### Exercise description
Which lines run from the line with "What's the underlying" to the end of the entries? Write out exactly those, leaving out the pictures.
[Start Data section]
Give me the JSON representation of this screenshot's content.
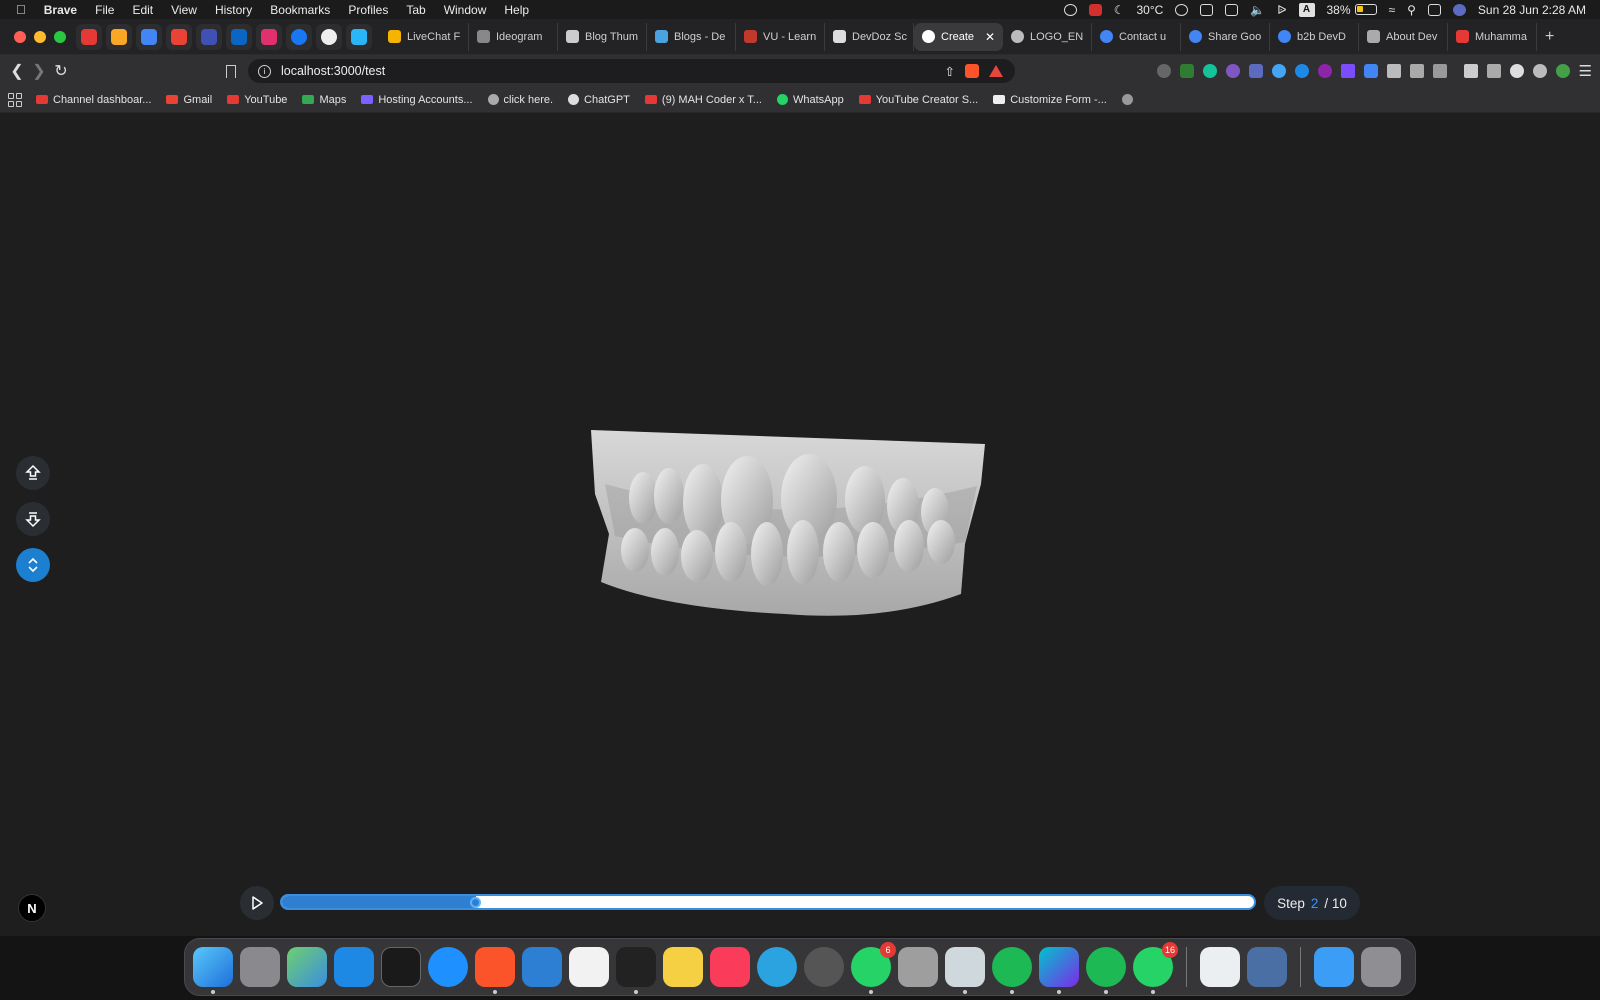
{
  "menubar": {
    "app": "Brave",
    "items": [
      "File",
      "Edit",
      "View",
      "History",
      "Bookmarks",
      "Profiles",
      "Tab",
      "Window",
      "Help"
    ],
    "temperature": "30°C",
    "battery": "38%",
    "battery_level": 0.38,
    "input_source": "A",
    "datetime": "Sun 28 Jun  2:28 AM"
  },
  "tabs": [
    {
      "label": "LiveChat F",
      "color": "#f5b400"
    },
    {
      "label": "Ideogram",
      "color": "#888888"
    },
    {
      "label": "Blog Thum",
      "color": "#cccccc"
    },
    {
      "label": "Blogs - De",
      "color": "#4aa3df"
    },
    {
      "label": "VU - Learn",
      "color": "#c0392b"
    },
    {
      "label": "DevDoz Sc",
      "color": "#dddddd"
    },
    {
      "label": "Create",
      "color": "#ffffff",
      "active": true
    },
    {
      "label": "LOGO_EN",
      "color": "#bbbbbb"
    },
    {
      "label": "Contact u",
      "color": "#4285f4"
    },
    {
      "label": "Share Goo",
      "color": "#4285f4"
    },
    {
      "label": "b2b DevD",
      "color": "#4285f4"
    },
    {
      "label": "About Dev",
      "color": "#aaaaaa"
    },
    {
      "label": "Muhamma",
      "color": "#e53935"
    }
  ],
  "address": {
    "url": "localhost:3000/test"
  },
  "bookmarks": [
    {
      "label": "Channel dashboar...",
      "color": "#e53935"
    },
    {
      "label": "Gmail",
      "color": "#ea4335"
    },
    {
      "label": "YouTube",
      "color": "#e53935"
    },
    {
      "label": "Maps",
      "color": "#34a853"
    },
    {
      "label": "Hosting Accounts...",
      "color": "#7b61ff"
    },
    {
      "label": "click here.",
      "color": "#aaaaaa"
    },
    {
      "label": "ChatGPT",
      "color": "#dddddd"
    },
    {
      "label": "(9) MAH Coder x T...",
      "color": "#e53935"
    },
    {
      "label": "WhatsApp",
      "color": "#25d366"
    },
    {
      "label": "YouTube Creator S...",
      "color": "#e53935"
    },
    {
      "label": "Customize Form -...",
      "color": "#eeeeee"
    }
  ],
  "viewer": {
    "n_badge": "N",
    "step_label": "Step",
    "step_current": "2",
    "step_total": "/ 10",
    "progress": 0.2,
    "accent": "#1d7fd0"
  },
  "dock": {
    "whatsapp_badge": "6",
    "whatsapp2_badge": "16"
  }
}
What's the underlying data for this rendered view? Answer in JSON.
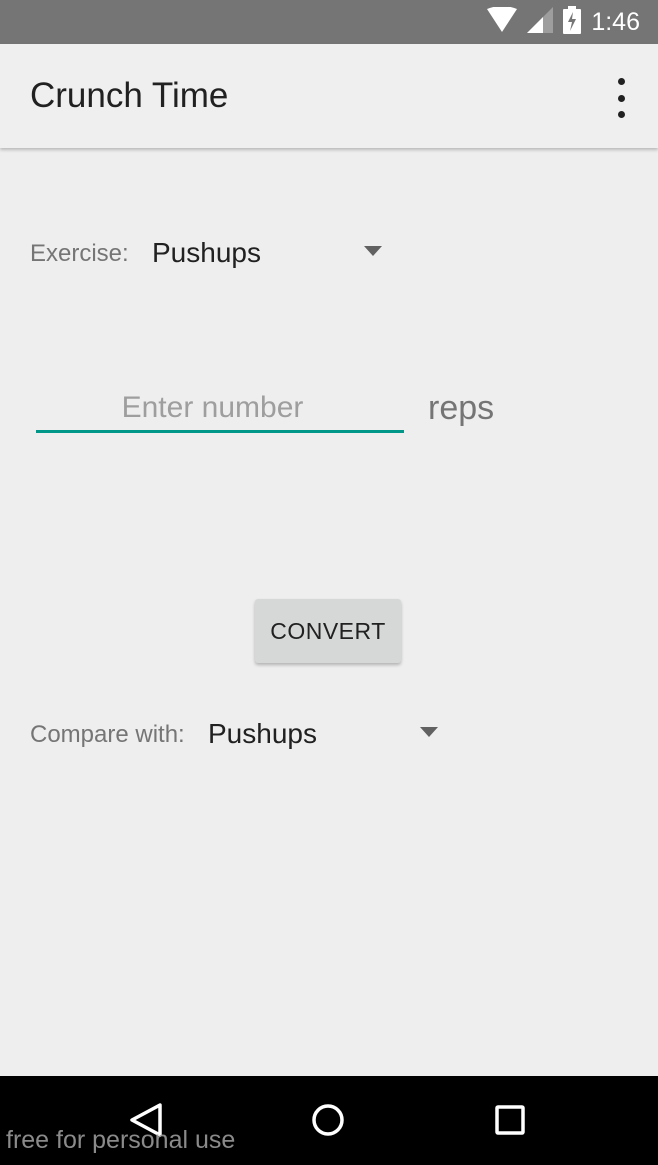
{
  "status_bar": {
    "time": "1:46"
  },
  "app_bar": {
    "title": "Crunch Time"
  },
  "exercise": {
    "label": "Exercise:",
    "selected": "Pushups"
  },
  "reps_input": {
    "placeholder": "Enter number",
    "value": "",
    "unit": "reps"
  },
  "convert_button": {
    "label": "CONVERT"
  },
  "compare": {
    "label": "Compare with:",
    "selected": "Pushups"
  },
  "watermark": {
    "text": "free for personal use"
  },
  "colors": {
    "accent": "#009688",
    "status_bar": "#757575",
    "app_bar": "#efefef",
    "background": "#eeeeee",
    "nav_bar": "#000000"
  },
  "icons": [
    "wifi-icon",
    "cell-signal-icon",
    "battery-charging-icon",
    "overflow-menu-icon",
    "back-icon",
    "home-icon",
    "recents-icon",
    "dropdown-arrow-icon"
  ]
}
[End Data section]
### Exercise result
What's the underlying data for this rendered view? Answer in JSON.
{
  "status_bar": {
    "time": "1:46"
  },
  "app_bar": {
    "title": "Crunch Time"
  },
  "exercise": {
    "label": "Exercise:",
    "selected": "Pushups"
  },
  "reps_input": {
    "placeholder": "Enter number",
    "value": "",
    "unit": "reps"
  },
  "convert_button": {
    "label": "CONVERT"
  },
  "compare": {
    "label": "Compare with:",
    "selected": "Pushups"
  },
  "watermark": {
    "text": "free for personal use"
  },
  "colors": {
    "accent": "#009688",
    "status_bar": "#757575",
    "app_bar": "#efefef",
    "background": "#eeeeee",
    "nav_bar": "#000000"
  },
  "icons": [
    "wifi-icon",
    "cell-signal-icon",
    "battery-charging-icon",
    "overflow-menu-icon",
    "back-icon",
    "home-icon",
    "recents-icon",
    "dropdown-arrow-icon"
  ]
}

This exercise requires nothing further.